| REQUIRED TASK |
Produce a verbatim copy of the entries listed below.

| GIVEN RECORDS |
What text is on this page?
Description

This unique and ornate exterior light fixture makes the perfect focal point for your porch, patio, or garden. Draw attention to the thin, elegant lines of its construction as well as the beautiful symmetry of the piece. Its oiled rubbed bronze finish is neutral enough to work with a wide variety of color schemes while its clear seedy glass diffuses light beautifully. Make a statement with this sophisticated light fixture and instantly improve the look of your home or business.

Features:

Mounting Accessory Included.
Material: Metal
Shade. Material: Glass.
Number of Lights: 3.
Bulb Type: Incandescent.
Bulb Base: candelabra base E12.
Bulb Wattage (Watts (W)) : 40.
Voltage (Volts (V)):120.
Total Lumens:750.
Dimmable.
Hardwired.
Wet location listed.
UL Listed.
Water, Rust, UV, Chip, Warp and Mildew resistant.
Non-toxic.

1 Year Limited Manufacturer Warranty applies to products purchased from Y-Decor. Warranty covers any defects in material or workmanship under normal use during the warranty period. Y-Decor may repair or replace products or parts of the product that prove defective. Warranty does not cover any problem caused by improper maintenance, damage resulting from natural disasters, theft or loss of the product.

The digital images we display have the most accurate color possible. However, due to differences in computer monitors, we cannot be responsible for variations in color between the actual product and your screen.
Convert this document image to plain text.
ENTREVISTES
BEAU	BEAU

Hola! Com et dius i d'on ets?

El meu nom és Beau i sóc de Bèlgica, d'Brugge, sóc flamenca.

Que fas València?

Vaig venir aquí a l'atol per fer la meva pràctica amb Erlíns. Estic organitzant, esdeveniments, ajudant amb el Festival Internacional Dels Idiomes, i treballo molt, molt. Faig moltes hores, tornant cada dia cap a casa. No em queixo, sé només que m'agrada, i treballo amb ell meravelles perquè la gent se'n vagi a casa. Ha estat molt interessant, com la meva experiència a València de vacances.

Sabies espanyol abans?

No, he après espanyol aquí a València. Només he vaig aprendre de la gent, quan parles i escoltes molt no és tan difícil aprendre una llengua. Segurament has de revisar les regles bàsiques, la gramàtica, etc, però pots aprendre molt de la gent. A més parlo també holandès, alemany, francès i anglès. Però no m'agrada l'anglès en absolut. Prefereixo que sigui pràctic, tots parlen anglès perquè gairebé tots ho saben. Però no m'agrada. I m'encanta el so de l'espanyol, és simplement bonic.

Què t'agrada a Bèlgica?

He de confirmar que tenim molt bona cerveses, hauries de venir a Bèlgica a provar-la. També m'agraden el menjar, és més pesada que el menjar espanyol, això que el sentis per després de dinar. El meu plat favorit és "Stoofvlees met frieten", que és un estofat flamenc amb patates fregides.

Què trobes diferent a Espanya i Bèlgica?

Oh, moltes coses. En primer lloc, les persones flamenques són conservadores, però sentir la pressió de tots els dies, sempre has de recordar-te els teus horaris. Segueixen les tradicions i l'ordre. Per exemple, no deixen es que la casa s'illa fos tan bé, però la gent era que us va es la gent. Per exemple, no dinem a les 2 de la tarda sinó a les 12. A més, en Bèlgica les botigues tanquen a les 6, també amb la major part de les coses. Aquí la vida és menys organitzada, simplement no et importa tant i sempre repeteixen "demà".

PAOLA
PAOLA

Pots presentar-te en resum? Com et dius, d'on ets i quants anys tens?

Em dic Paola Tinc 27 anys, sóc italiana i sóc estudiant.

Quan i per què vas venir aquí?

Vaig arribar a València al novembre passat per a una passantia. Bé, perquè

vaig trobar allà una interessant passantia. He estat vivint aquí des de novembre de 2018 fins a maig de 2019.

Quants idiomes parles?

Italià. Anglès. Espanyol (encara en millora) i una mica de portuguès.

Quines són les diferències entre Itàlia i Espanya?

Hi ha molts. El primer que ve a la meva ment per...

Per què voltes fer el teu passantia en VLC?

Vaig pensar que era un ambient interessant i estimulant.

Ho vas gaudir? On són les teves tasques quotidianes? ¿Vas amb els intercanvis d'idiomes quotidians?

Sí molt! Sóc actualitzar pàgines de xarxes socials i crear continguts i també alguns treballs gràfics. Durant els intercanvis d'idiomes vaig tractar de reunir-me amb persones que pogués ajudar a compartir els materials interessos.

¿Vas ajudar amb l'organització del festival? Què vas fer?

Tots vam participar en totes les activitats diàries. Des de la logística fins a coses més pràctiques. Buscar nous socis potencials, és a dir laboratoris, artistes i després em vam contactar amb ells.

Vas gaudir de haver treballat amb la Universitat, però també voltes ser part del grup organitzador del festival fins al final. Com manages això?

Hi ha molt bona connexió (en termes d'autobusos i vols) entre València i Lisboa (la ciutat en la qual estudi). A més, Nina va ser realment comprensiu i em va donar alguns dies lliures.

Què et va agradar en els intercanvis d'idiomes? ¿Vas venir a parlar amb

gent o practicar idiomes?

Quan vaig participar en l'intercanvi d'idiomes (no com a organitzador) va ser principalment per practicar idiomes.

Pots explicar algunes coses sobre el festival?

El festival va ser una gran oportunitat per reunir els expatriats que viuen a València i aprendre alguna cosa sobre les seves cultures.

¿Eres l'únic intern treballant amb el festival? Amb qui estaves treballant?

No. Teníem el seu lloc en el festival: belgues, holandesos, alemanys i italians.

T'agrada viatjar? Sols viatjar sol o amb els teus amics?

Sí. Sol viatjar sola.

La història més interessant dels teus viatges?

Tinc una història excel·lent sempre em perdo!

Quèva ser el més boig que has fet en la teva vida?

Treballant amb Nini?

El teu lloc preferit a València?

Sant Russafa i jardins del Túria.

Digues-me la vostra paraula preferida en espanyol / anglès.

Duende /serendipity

| SOLUTION |
What text is on this page?
Description

This unique and ornate exterior light fixture makes the perfect focal point for your porch, patio, or garden. Draw attention to the thin, elegant lines of its construction as well as the beautiful symmetry of the piece. Its oiled rubbed bronze finish is neutral enough to work with a wide variety of color schemes while its clear seedy glass diffuses light beautifully. Make a statement with this sophisticated light fixture and instantly improve the look of your home or business.

Features:

Mounting Accessory Included.
Material: Metal
Shade. Material: Glass.
Number of Lights: 3.
Bulb Type: Incandescent.
Bulb Base: candelabra base E12.
Bulb Wattage (Watts (W)) : 40.
Voltage (Volts (V)):120.
Total Lumens:750.
Dimmable.
Hardwired.
Wet location listed.
UL Listed.
Water, Rust, UV, Chip, Warp and Mildew resistant.
Non-toxic.

1 Year Limited Manufacturer Warranty applies to products purchased from Y-Decor. Warranty covers any defects in material or workmanship under normal use during the warranty period. Y-Decor may repair or replace products or parts of the product that prove defective. Warranty does not cover any problem caused by improper maintenance, damage resulting from natural disasters, theft or loss of the product.

The digital images we display have the most accurate color possible. However, due to differences in computer monitors, we cannot be responsible for variations in color between the actual product and your screen.
Convert this document image to plain text.
ENTREVISTES
BEAU	BEAU

Hola! Com et dius i d'on ets?

El meu nom és Beau i sóc de Bèlgica, d'Brugge, sóc flamenca.

Que fas València?

Vaig venir aquí a l'atol per fer la meva pràctica amb Erlíns. Estic organitzant, esdeveniments, ajudant amb el Festival Internacional Dels Idiomes, i treballo molt, molt. Faig moltes hores, tornant cada dia cap a casa. No em queixo, sé només que m'agrada, i treballo amb ell meravelles perquè la gent se'n vagi a casa. Ha estat molt interessant, com la meva experiència a València de vacances.

Sabies espanyol abans?

No, he après espanyol aquí a València. Només he vaig aprendre de la gent, quan parles i escoltes molt no és tan difícil aprendre una llengua. Segurament has de revisar les regles bàsiques, la gramàtica, etc, però pots aprendre molt de la gent. A més parlo també holandès, alemany, francès i anglès. Però no m'agrada l'anglès en absolut. Prefereixo que sigui pràctic, tots parlen anglès perquè gairebé tots ho saben. Però no m'agrada. I m'encanta el so de l'espanyol, és simplement bonic.

Què t'agrada a Bèlgica?

He de confirmar que tenim molt bona cerveses, hauries de venir a Bèlgica a provar-la. També m'agraden el menjar, és més pesada que el menjar espanyol, això que el sentis per després de dinar. El meu plat favorit és "Stoofvlees met frieten", que és un estofat flamenc amb patates fregides.

Què trobes diferent a Espanya i Bèlgica?

Oh, moltes coses. En primer lloc, les persones flamenques són conservadores, però sentir la pressió de tots els dies, sempre has de recordar-te els teus horaris. Segueixen les tradicions i l'ordre. Per exemple, no deixen es que la casa s'illa fos tan bé, però la gent era que us va es la gent. Per exemple, no dinem a les 2 de la tarda sinó a les 12. A més, en Bèlgica les botigues tanquen a les 6, també amb la major part de les coses. Aquí la vida és menys organitzada, simplement no et importa tant i sempre repeteixen "demà".

PAOLA
PAOLA

Pots presentar-te en resum? Com et dius, d'on ets i quants anys tens?

Em dic Paola Tinc 27 anys, sóc italiana i sóc estudiant.

Quan i per què vas venir aquí?

Vaig arribar a València al novembre passat per a una passantia. Bé, perquè

vaig trobar allà una interessant passantia. He estat vivint aquí des de novembre de 2018 fins a maig de 2019.

Quants idiomes parles?

Italià. Anglès. Espanyol (encara en millora) i una mica de portuguès.

Quines són les diferències entre Itàlia i Espanya?

Hi ha molts. El primer que ve a la meva ment per...

Per què voltes fer el teu passantia en VLC?

Vaig pensar que era un ambient interessant i estimulant.

Ho vas gaudir? On són les teves tasques quotidianes? ¿Vas amb els intercanvis d'idiomes quotidians?

Sí molt! Sóc actualitzar pàgines de xarxes socials i crear continguts i també alguns treballs gràfics. Durant els intercanvis d'idiomes vaig tractar de reunir-me amb persones que pogués ajudar a compartir els materials interessos.

¿Vas ajudar amb l'organització del festival? Què vas fer?

Tots vam participar en totes les activitats diàries. Des de la logística fins a coses més pràctiques. Buscar nous socis potencials, és a dir laboratoris, artistes i després em vam contactar amb ells.

Vas gaudir de haver treballat amb la Universitat, però també voltes ser part del grup organitzador del festival fins al final. Com manages això?

Hi ha molt bona connexió (en termes d'autobusos i vols) entre València i Lisboa (la ciutat en la qual estudi). A més, Nina va ser realment comprensiu i em va donar alguns dies lliures.

Què et va agradar en els intercanvis d'idiomes? ¿Vas venir a parlar amb

gent o practicar idiomes?

Quan vaig participar en l'intercanvi d'idiomes (no com a organitzador) va ser principalment per practicar idiomes.

Pots explicar algunes coses sobre el festival?

El festival va ser una gran oportunitat per reunir els expatriats que viuen a València i aprendre alguna cosa sobre les seves cultures.

¿Eres l'únic intern treballant amb el festival? Amb qui estaves treballant?

No. Teníem el seu lloc en el festival: belgues, holandesos, alemanys i italians.

T'agrada viatjar? Sols viatjar sol o amb els teus amics?

Sí. Sol viatjar sola.

La història més interessant dels teus viatges?

Tinc una història excel·lent sempre em perdo!

Quèva ser el més boig que has fet en la teva vida?

Treballant amb Nini?

El teu lloc preferit a València?

Sant Russafa i jardins del Túria.

Digues-me la vostra paraula preferida en espanyol / anglès.

Duende /serendipity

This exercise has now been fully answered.